** Start Extract to read **

Thread: Multithreading no performance gain?

  1. #16
    Registered User
    Join Date
    Dec 2006
    Location
    Canada
    Posts
    3,229
    That's possible. It's also possible that the cache coherence protocol is totally different on the 64-bit architecture, in a way that makes it less of a problem. Regardless of architecture though, you should try to avoid having multiple threads working on the same piece of memory.
    Of course.

    In this case, I believe it is because on Core 2 Duos, the 2 cores actually share L2 cache.

  2. #17
    Registered User
    Join Date
    Dec 2006
    Location
    Canada
    Posts
    3,229
    It makes no sense to create two additional threads and then leave the one that started them both idle! Only create one extra thread and just make a direct call from the current thread. You will have two threads doing work at the same time without the need to set up and tear down two more threads.
    True, I did it this way because in my original code where I saw the problem (not posted) the main thread is doing something else (not CPU-intensive).

    I assume that you do know about the binary power method?
    Yeap, O(logn). In fact, I created a thread asking about it about 2 years back, and I think you replied .

    Here I just need some work for the CPUs to do, that the compiler won't be smart enough to optimize out.

  3. #18
    Registered User
    Join Date
    Dec 2006
    Location
    Canada
    Posts
    3,229
    I tried it with different optimization levels, and interestingly enough, the result is as expected for -O0 and -O1 (multithreaded version twice as fast). -O2 is like -O3. I will try disabling random optimizations to see which one caused it.

** End Extract to read **
** Start Raw data **

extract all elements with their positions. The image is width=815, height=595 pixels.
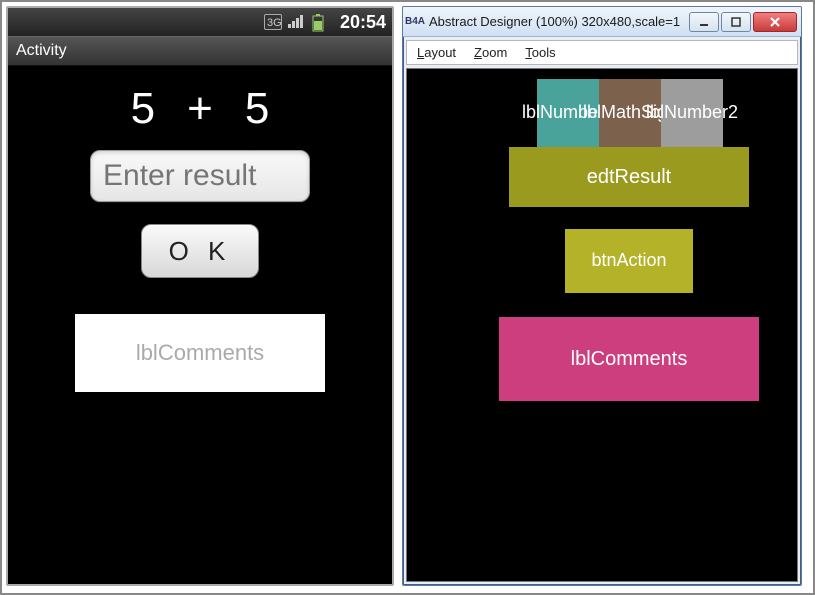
clock-time: 20:54 xyxy=(340,12,386,33)
math-expression: 5 + 5 xyxy=(131,84,270,134)
label-math-sign: + xyxy=(187,84,213,134)
status-bar: 3G ↕ 20:54 xyxy=(8,8,392,36)
designer-lblnumber2[interactable]: lblNumber2 xyxy=(661,79,723,147)
device-frame: 3G ↕ 20:54 Activity 5 + 5 O K lblComment… xyxy=(6,6,394,586)
design-canvas[interactable]: lblNumber1 lblMathSign lblNumber2 edtRes… xyxy=(406,68,798,582)
menu-zoom[interactable]: Zoom xyxy=(474,45,507,60)
label-number-1: 5 xyxy=(131,84,155,134)
designer-lblcomments[interactable]: lblComments xyxy=(499,317,759,401)
menu-layout-text: ayout xyxy=(424,45,456,60)
window-controls xyxy=(689,12,797,32)
activity-content: 5 + 5 O K lblComments xyxy=(8,66,392,584)
app-icon: B4A xyxy=(407,14,423,30)
result-input[interactable] xyxy=(90,150,310,202)
signal-icon xyxy=(288,14,306,30)
maximize-button[interactable] xyxy=(721,12,751,32)
designer-btnaction[interactable]: btnAction xyxy=(565,229,693,293)
window-titlebar[interactable]: B4A Abstract Designer (100%) 320x480,sca… xyxy=(403,7,801,37)
network-3g-icon: 3G ↕ xyxy=(264,14,282,30)
activity-title-bar: Activity xyxy=(8,36,392,66)
close-button[interactable] xyxy=(753,12,797,32)
minimize-button[interactable] xyxy=(689,12,719,32)
battery-icon xyxy=(312,14,330,30)
label-number-2: 5 xyxy=(245,84,269,134)
menu-bar: Layout Zoom Tools xyxy=(406,40,798,65)
menu-tools-text: ools xyxy=(532,45,556,60)
ok-button[interactable]: O K xyxy=(141,224,259,278)
menu-tools[interactable]: Tools xyxy=(525,45,555,60)
window-title: Abstract Designer (100%) 320x480,scale=1 xyxy=(429,14,689,29)
designer-edtresult[interactable]: edtResult xyxy=(509,147,749,207)
comments-label: lblComments xyxy=(75,314,325,392)
activity-title: Activity xyxy=(16,42,67,60)
menu-zoom-text: oom xyxy=(482,45,507,60)
designer-window: B4A Abstract Designer (100%) 320x480,sca… xyxy=(402,6,802,586)
menu-layout[interactable]: Layout xyxy=(417,45,456,60)
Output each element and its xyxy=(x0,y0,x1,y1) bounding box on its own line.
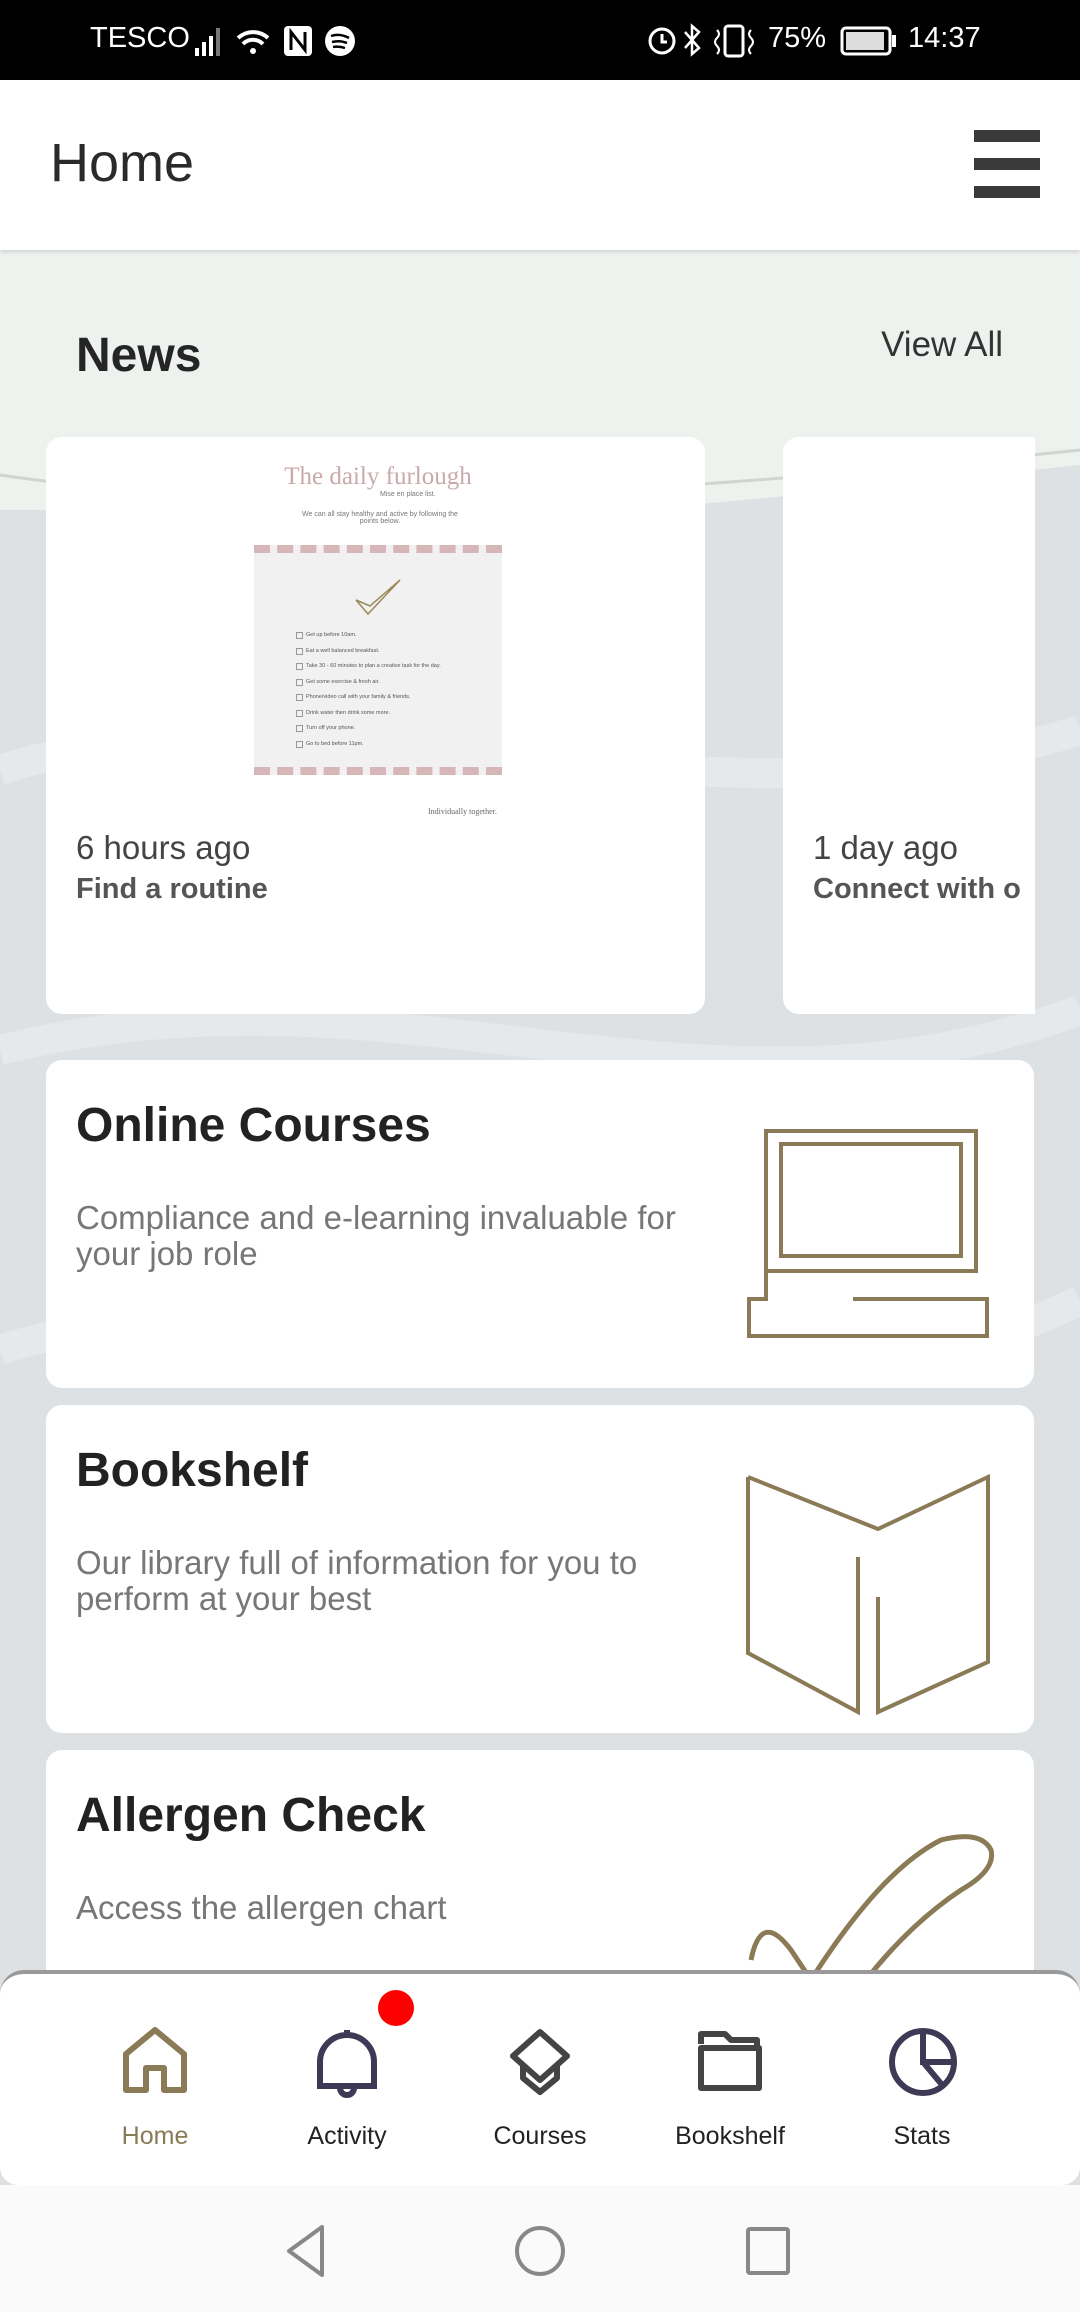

** End Raw data **

Reproduce the part of the multithreading forum thread above starting at "True, I did" and ending at "you replied .", word for word.

True, I did it this way because in my original code where I saw the problem (not posted) the main thread is doing something else (not CPU-intensive).

    I assume that you do know about the binary power method?
    Yeap, O(logn). In fact, I created a thread asking about it about 2 years back, and I think you replied .